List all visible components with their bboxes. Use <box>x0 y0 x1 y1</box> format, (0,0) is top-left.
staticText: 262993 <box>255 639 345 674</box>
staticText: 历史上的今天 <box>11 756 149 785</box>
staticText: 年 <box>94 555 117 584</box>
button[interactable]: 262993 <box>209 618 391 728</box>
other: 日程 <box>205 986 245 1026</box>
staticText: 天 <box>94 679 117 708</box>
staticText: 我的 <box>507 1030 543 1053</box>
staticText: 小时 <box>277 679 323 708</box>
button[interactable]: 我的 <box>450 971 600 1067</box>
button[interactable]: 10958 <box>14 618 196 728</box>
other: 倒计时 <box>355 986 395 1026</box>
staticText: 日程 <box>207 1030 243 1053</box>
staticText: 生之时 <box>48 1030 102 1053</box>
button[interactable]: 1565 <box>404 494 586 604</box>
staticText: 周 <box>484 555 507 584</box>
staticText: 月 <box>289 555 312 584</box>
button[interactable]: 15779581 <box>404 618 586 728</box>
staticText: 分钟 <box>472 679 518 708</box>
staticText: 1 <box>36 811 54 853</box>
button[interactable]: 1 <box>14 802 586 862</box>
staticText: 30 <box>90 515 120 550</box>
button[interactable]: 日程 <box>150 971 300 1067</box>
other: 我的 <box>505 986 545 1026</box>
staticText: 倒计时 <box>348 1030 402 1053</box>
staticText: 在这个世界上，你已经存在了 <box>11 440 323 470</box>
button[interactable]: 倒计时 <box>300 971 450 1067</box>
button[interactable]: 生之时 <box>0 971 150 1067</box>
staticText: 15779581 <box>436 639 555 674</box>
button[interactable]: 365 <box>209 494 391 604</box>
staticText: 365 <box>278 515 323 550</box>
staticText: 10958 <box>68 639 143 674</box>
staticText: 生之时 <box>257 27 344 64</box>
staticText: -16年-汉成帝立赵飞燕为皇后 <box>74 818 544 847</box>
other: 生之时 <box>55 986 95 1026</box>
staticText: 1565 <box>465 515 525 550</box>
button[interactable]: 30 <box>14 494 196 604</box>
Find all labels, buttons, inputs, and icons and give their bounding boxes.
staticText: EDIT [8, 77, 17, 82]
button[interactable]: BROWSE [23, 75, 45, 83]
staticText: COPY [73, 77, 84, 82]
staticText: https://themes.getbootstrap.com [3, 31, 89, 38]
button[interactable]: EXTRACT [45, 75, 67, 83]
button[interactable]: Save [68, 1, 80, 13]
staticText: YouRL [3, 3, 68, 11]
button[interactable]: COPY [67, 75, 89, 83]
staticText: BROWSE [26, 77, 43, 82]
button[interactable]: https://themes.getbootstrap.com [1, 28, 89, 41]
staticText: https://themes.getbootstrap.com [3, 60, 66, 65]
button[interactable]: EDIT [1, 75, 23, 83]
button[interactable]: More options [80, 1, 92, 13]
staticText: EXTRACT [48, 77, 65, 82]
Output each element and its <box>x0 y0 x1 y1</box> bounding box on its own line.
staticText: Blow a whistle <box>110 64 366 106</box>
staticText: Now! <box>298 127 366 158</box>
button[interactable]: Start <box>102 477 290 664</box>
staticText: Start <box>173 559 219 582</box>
_ _ _ _ _ _ _
Copy the listing word for word, beginning with its first line and continuing through the line with "staticText: YouRL [3, 3, 68, 11]", including both of those lines.

REPLY TO THE TASK:
List all visible components with their bboxes. Use <box>x0 y0 x1 y1</box> format, (0,0) is top-left.
staticText: 262993 <box>255 639 345 674</box>
staticText: 历史上的今天 <box>11 756 149 785</box>
staticText: 年 <box>94 555 117 584</box>
button[interactable]: 262993 <box>209 618 391 728</box>
other: 日程 <box>205 986 245 1026</box>
staticText: 天 <box>94 679 117 708</box>
staticText: 我的 <box>507 1030 543 1053</box>
staticText: 小时 <box>277 679 323 708</box>
button[interactable]: 我的 <box>450 971 600 1067</box>
button[interactable]: 10958 <box>14 618 196 728</box>
other: 倒计时 <box>355 986 395 1026</box>
staticText: 日程 <box>207 1030 243 1053</box>
staticText: 生之时 <box>48 1030 102 1053</box>
button[interactable]: 1565 <box>404 494 586 604</box>
staticText: 周 <box>484 555 507 584</box>
staticText: 月 <box>289 555 312 584</box>
button[interactable]: 15779581 <box>404 618 586 728</box>
staticText: 分钟 <box>472 679 518 708</box>
staticText: 1 <box>36 811 54 853</box>
button[interactable]: 1 <box>14 802 586 862</box>
staticText: 30 <box>90 515 120 550</box>
button[interactable]: 日程 <box>150 971 300 1067</box>
other: 我的 <box>505 986 545 1026</box>
staticText: 倒计时 <box>348 1030 402 1053</box>
staticText: 在这个世界上，你已经存在了 <box>11 440 323 470</box>
button[interactable]: 倒计时 <box>300 971 450 1067</box>
button[interactable]: 生之时 <box>0 971 150 1067</box>
staticText: 15779581 <box>436 639 555 674</box>
button[interactable]: 365 <box>209 494 391 604</box>
staticText: 365 <box>278 515 323 550</box>
staticText: 10958 <box>68 639 143 674</box>
staticText: 生之时 <box>257 27 344 64</box>
staticText: -16年-汉成帝立赵飞燕为皇后 <box>74 818 544 847</box>
other: 生之时 <box>55 986 95 1026</box>
staticText: 1565 <box>465 515 525 550</box>
button[interactable]: 30 <box>14 494 196 604</box>
Find all labels, buttons, inputs, and icons and give their bounding boxes.
staticText: EDIT [8, 77, 17, 82]
button[interactable]: BROWSE [23, 75, 45, 83]
staticText: COPY [73, 77, 84, 82]
staticText: https://themes.getbootstrap.com [3, 31, 89, 38]
button[interactable]: EXTRACT [45, 75, 67, 83]
button[interactable]: Save [68, 1, 80, 13]
staticText: YouRL [3, 3, 68, 11]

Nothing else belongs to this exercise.